* Exercise brief
Return all of the entries exactly as written.

* The data
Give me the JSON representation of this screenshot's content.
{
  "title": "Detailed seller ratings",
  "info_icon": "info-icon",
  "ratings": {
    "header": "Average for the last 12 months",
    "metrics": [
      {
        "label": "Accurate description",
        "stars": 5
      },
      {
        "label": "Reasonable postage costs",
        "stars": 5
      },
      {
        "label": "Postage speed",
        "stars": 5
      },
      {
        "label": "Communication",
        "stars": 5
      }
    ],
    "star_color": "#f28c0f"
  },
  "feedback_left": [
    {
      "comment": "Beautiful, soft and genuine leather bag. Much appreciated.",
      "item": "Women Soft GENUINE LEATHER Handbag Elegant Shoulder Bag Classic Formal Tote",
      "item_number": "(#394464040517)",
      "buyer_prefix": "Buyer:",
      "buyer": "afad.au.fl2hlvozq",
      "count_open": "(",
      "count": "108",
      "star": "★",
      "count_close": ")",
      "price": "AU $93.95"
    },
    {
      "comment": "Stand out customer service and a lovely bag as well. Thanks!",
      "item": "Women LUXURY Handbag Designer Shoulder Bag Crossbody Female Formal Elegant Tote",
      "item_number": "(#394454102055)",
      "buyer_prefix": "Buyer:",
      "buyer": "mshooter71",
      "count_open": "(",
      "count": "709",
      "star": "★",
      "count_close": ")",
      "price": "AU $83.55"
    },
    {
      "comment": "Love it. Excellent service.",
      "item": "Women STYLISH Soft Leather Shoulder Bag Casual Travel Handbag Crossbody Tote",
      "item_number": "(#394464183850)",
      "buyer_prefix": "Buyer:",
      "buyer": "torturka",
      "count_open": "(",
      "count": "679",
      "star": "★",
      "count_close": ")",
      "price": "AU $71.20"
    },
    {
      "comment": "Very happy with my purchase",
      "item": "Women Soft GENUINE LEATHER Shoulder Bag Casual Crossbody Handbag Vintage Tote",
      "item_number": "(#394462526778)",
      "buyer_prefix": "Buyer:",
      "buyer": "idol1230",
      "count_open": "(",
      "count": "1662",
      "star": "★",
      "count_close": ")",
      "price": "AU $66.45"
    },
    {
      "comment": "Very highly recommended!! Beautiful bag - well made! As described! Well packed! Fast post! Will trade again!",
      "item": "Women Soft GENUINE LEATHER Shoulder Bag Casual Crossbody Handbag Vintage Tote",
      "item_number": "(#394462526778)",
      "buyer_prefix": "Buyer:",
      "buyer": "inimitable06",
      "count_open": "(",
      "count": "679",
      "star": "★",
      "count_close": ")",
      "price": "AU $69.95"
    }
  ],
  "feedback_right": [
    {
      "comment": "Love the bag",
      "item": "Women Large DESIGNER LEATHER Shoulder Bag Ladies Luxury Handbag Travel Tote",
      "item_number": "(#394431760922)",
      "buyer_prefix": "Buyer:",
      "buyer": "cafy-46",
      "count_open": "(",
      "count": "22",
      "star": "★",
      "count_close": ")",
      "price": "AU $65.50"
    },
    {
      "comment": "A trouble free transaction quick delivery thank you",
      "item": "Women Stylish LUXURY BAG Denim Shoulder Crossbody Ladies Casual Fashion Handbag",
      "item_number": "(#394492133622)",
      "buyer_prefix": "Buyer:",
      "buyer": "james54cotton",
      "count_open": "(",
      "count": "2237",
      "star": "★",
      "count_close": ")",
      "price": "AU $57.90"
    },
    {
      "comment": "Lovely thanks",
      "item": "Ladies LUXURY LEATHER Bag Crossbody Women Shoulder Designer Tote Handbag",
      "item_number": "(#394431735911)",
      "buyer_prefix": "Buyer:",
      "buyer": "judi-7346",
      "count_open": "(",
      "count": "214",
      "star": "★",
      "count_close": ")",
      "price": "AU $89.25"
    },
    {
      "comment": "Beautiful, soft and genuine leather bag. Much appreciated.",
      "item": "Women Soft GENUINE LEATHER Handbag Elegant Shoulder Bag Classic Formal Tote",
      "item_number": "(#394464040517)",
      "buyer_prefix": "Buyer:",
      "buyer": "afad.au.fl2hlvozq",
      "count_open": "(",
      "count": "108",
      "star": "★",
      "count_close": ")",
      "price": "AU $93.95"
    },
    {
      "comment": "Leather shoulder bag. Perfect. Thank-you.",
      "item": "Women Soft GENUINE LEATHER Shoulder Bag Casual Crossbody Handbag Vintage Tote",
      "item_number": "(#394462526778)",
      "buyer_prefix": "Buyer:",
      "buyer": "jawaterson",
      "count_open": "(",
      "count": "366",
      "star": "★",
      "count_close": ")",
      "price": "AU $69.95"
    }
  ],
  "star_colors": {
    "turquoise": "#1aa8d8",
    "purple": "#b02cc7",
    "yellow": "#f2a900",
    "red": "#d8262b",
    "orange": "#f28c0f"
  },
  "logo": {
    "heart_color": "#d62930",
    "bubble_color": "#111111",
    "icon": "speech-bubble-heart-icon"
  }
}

* Completed task
Give me the JSON representation of this screenshot's content.
{
  "title": "Detailed seller ratings",
  "info_icon": "info-icon",
  "ratings": {
    "header": "Average for the last 12 months",
    "metrics": [
      {
        "label": "Accurate description",
        "stars": 5
      },
      {
        "label": "Reasonable postage costs",
        "stars": 5
      },
      {
        "label": "Postage speed",
        "stars": 5
      },
      {
        "label": "Communication",
        "stars": 5
      }
    ],
    "star_color": "#f28c0f"
  },
  "feedback_left": [
    {
      "comment": "Beautiful, soft and genuine leather bag. Much appreciated.",
      "item": "Women Soft GENUINE LEATHER Handbag Elegant Shoulder Bag Classic Formal Tote",
      "item_number": "(#394464040517)",
      "buyer_prefix": "Buyer:",
      "buyer": "afad.au.fl2hlvozq",
      "count_open": "(",
      "count": "108",
      "star": "★",
      "count_close": ")",
      "price": "AU $93.95"
    },
    {
      "comment": "Stand out customer service and a lovely bag as well. Thanks!",
      "item": "Women LUXURY Handbag Designer Shoulder Bag Crossbody Female Formal Elegant Tote",
      "item_number": "(#394454102055)",
      "buyer_prefix": "Buyer:",
      "buyer": "mshooter71",
      "count_open": "(",
      "count": "709",
      "star": "★",
      "count_close": ")",
      "price": "AU $83.55"
    },
    {
      "comment": "Love it. Excellent service.",
      "item": "Women STYLISH Soft Leather Shoulder Bag Casual Travel Handbag Crossbody Tote",
      "item_number": "(#394464183850)",
      "buyer_prefix": "Buyer:",
      "buyer": "torturka",
      "count_open": "(",
      "count": "679",
      "star": "★",
      "count_close": ")",
      "price": "AU $71.20"
    },
    {
      "comment": "Very happy with my purchase",
      "item": "Women Soft GENUINE LEATHER Shoulder Bag Casual Crossbody Handbag Vintage Tote",
      "item_number": "(#394462526778)",
      "buyer_prefix": "Buyer:",
      "buyer": "idol1230",
      "count_open": "(",
      "count": "1662",
      "star": "★",
      "count_close": ")",
      "price": "AU $66.45"
    },
    {
      "comment": "Very highly recommended!! Beautiful bag - well made! As described! Well packed! Fast post! Will trade again!",
      "item": "Women Soft GENUINE LEATHER Shoulder Bag Casual Crossbody Handbag Vintage Tote",
      "item_number": "(#394462526778)",
      "buyer_prefix": "Buyer:",
      "buyer": "inimitable06",
      "count_open": "(",
      "count": "679",
      "star": "★",
      "count_close": ")",
      "price": "AU $69.95"
    }
  ],
  "feedback_right": [
    {
      "comment": "Love the bag",
      "item": "Women Large DESIGNER LEATHER Shoulder Bag Ladies Luxury Handbag Travel Tote",
      "item_number": "(#394431760922)",
      "buyer_prefix": "Buyer:",
      "buyer": "cafy-46",
      "count_open": "(",
      "count": "22",
      "star": "★",
      "count_close": ")",
      "price": "AU $65.50"
    },
    {
      "comment": "A trouble free transaction quick delivery thank you",
      "item": "Women Stylish LUXURY BAG Denim Shoulder Crossbody Ladies Casual Fashion Handbag",
      "item_number": "(#394492133622)",
      "buyer_prefix": "Buyer:",
      "buyer": "james54cotton",
      "count_open": "(",
      "count": "2237",
      "star": "★",
      "count_close": ")",
      "price": "AU $57.90"
    },
    {
      "comment": "Lovely thanks",
      "item": "Ladies LUXURY LEATHER Bag Crossbody Women Shoulder Designer Tote Handbag",
      "item_number": "(#394431735911)",
      "buyer_prefix": "Buyer:",
      "buyer": "judi-7346",
      "count_open": "(",
      "count": "214",
      "star": "★",
      "count_close": ")",
      "price": "AU $89.25"
    },
    {
      "comment": "Beautiful, soft and genuine leather bag. Much appreciated.",
      "item": "Women Soft GENUINE LEATHER Handbag Elegant Shoulder Bag Classic Formal Tote",
      "item_number": "(#394464040517)",
      "buyer_prefix": "Buyer:",
      "buyer": "afad.au.fl2hlvozq",
      "count_open": "(",
      "count": "108",
      "star": "★",
      "count_close": ")",
      "price": "AU $93.95"
    },
    {
      "comment": "Leather shoulder bag. Perfect. Thank-you.",
      "item": "Women Soft GENUINE LEATHER Shoulder Bag Casual Crossbody Handbag Vintage Tote",
      "item_number": "(#394462526778)",
      "buyer_prefix": "Buyer:",
      "buyer": "jawaterson",
      "count_open": "(",
      "count": "366",
      "star": "★",
      "count_close": ")",
      "price": "AU $69.95"
    }
  ],
  "star_colors": {
    "turquoise": "#1aa8d8",
    "purple": "#b02cc7",
    "yellow": "#f2a900",
    "red": "#d8262b",
    "orange": "#f28c0f"
  },
  "logo": {
    "heart_color": "#d62930",
    "bubble_color": "#111111",
    "icon": "speech-bubble-heart-icon"
  }
}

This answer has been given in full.